◆ TASK DETAILS:
Give the number of lines in the records below that include the word "also", and add nothing to it.

◆ TASK DATA:
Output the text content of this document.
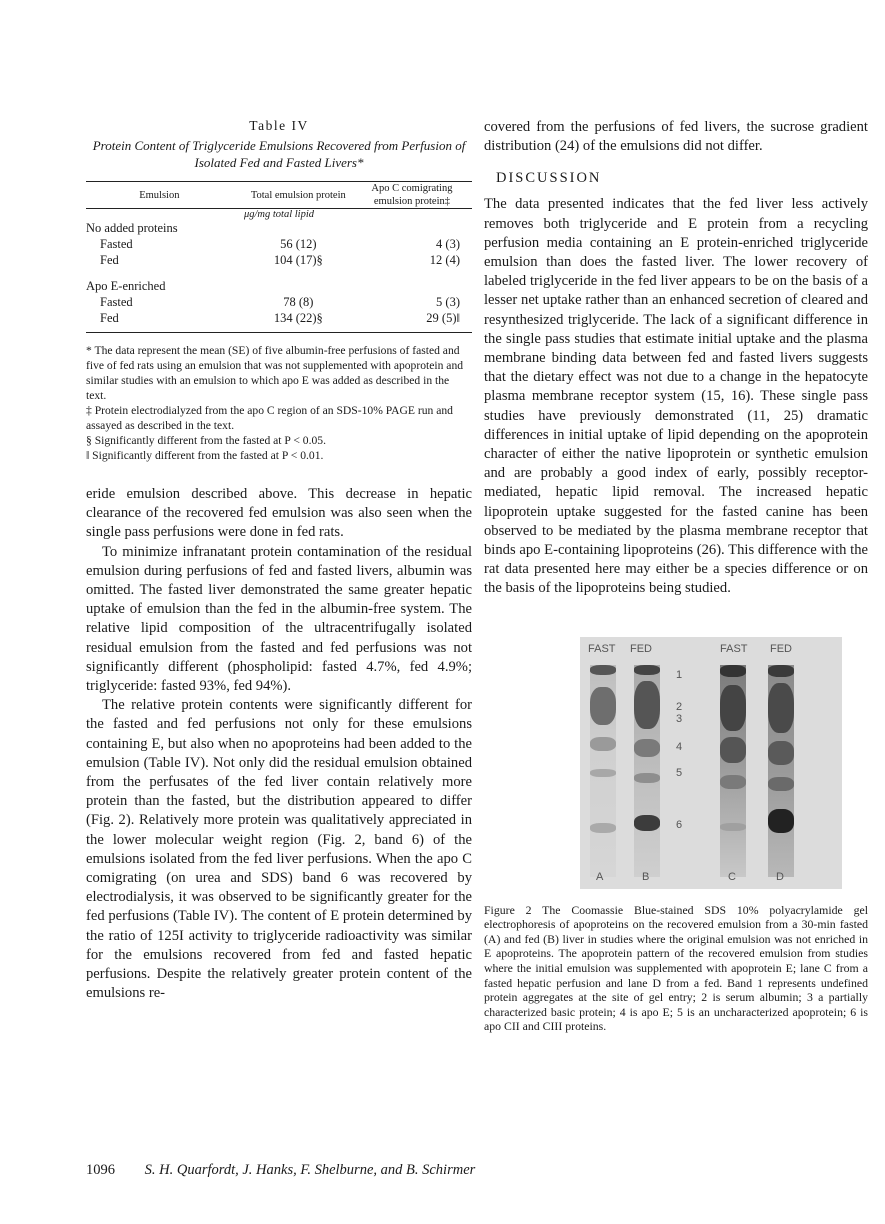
Table IV
Protein Content of Triglyceride Emulsions Recovered from Perfusion of Isolated Fed and Fasted Livers*

Emulsion	Total emulsion protein	Apo C comigrating emulsion protein‡
μg/mg total lipid		
No added proteins		
Fasted	56 (12)	4 (3)
Fed	104 (17)§	12 (4)

Apo E-enriched		
Fasted	78 (8)	5 (3)
Fed	134 (22)§	29 (5)‖

* The data represent the mean (SE) of five albumin-free perfusions of fasted and five of fed rats using an emulsion that was not supplemented with apoprotein and similar studies with an emulsion to which apo E was added as described in the text.

‡ Protein electrodialyzed from the apo C region of an SDS-10% PAGE run and assayed as described in the text.

§ Significantly different from the fasted at P < 0.05.

‖ Significantly different from the fasted at P < 0.01.

eride emulsion described above. This decrease in hepatic clearance of the recovered fed emulsion was also seen when the single pass perfusions were done in fed rats.

To minimize infranatant protein contamination of the residual emulsion during perfusions of fed and fasted livers, albumin was omitted. The fasted liver demonstrated the same greater hepatic uptake of emulsion than the fed in the albumin-free system. The relative lipid composition of the ultracentrifugally isolated residual emulsion from the fasted and fed perfusions was not significantly different (phospholipid: fasted 4.7%, fed 4.9%; triglyceride: fasted 93%, fed 94%).

The relative protein contents were significantly different for the fasted and fed perfusions not only for these emulsions containing E, but also when no apoproteins had been added to the emulsion (Table IV). Not only did the residual emulsion obtained from the perfusates of the fed liver contain relatively more protein than the fasted, but the distribution appeared to differ (Fig. 2). Relatively more protein was qualitatively appreciated in the lower molecular weight region (Fig. 2, band 6) of the emulsions isolated from the fed liver perfusions. When the apo C comigrating (on urea and SDS) band 6 was recovered by electrodialysis, it was observed to be significantly greater for the fed perfusions (Table IV). The content of E protein determined by the ratio of 125I activity to triglyceride radioactivity was similar for the emulsions recovered from fed and fasted hepatic perfusions. Despite the relatively greater protein content of the emulsions re-

covered from the perfusions of fed livers, the sucrose gradient distribution (24) of the emulsions did not differ.

DISCUSSION

The data presented indicates that the fed liver less actively removes both triglyceride and E protein from a recycling perfusion media containing an E protein-enriched triglyceride emulsion than does the fasted liver. The lower recovery of labeled triglyceride in the fed liver appears to be on the basis of a lesser net uptake rather than an enhanced secretion of cleared and resynthesized triglyceride. The lack of a significant difference in the single pass studies that estimate initial uptake and the plasma membrane binding data between fed and fasted livers suggests that the dietary effect was not due to a change in the hepatocyte plasma membrane receptor system (15, 16). These single pass studies have previously demonstrated (11, 25) dramatic differences in initial uptake of lipid depending on the apoprotein character of either the native lipoprotein or synthetic emulsion and are probably a good index of early, possibly receptor-mediated, hepatic lipid removal. The increased hepatic lipoprotein uptake suggested for the fasted canine has been observed to be mediated by the plasma membrane receptor that binds apo E-containing lipoproteins (26). This difference with the rat data presented here may either be a species difference or on the basis of the lipoproteins being studied.

FAST FED	FAST FED
1
2
3
4
5
6
A	B	C	D
Figure 2 The Coomassie Blue-stained SDS 10% polyacrylamide gel electrophoresis of apoproteins on the recovered emulsion from a 30-min fasted (A) and fed (B) liver in studies where the original emulsion was not enriched in E apoproteins. The apoprotein pattern of the recovered emulsion from studies where the initial emulsion was supplemented with apoprotein E; lane C from a fasted hepatic perfusion and lane D from a fed. Band 1 represents undefined protein aggregates at the site of gel entry; 2 is serum albumin; 3 a partially characterized basic protein; 4 is apo E; 5 is an uncharacterized apoprotein; 6 is apo CII and CIII proteins.
1096 S. H. Quarfordt, J. Hanks, F. Shelburne, and B. Schirmer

◆ COMPLETED EXERCISE:
2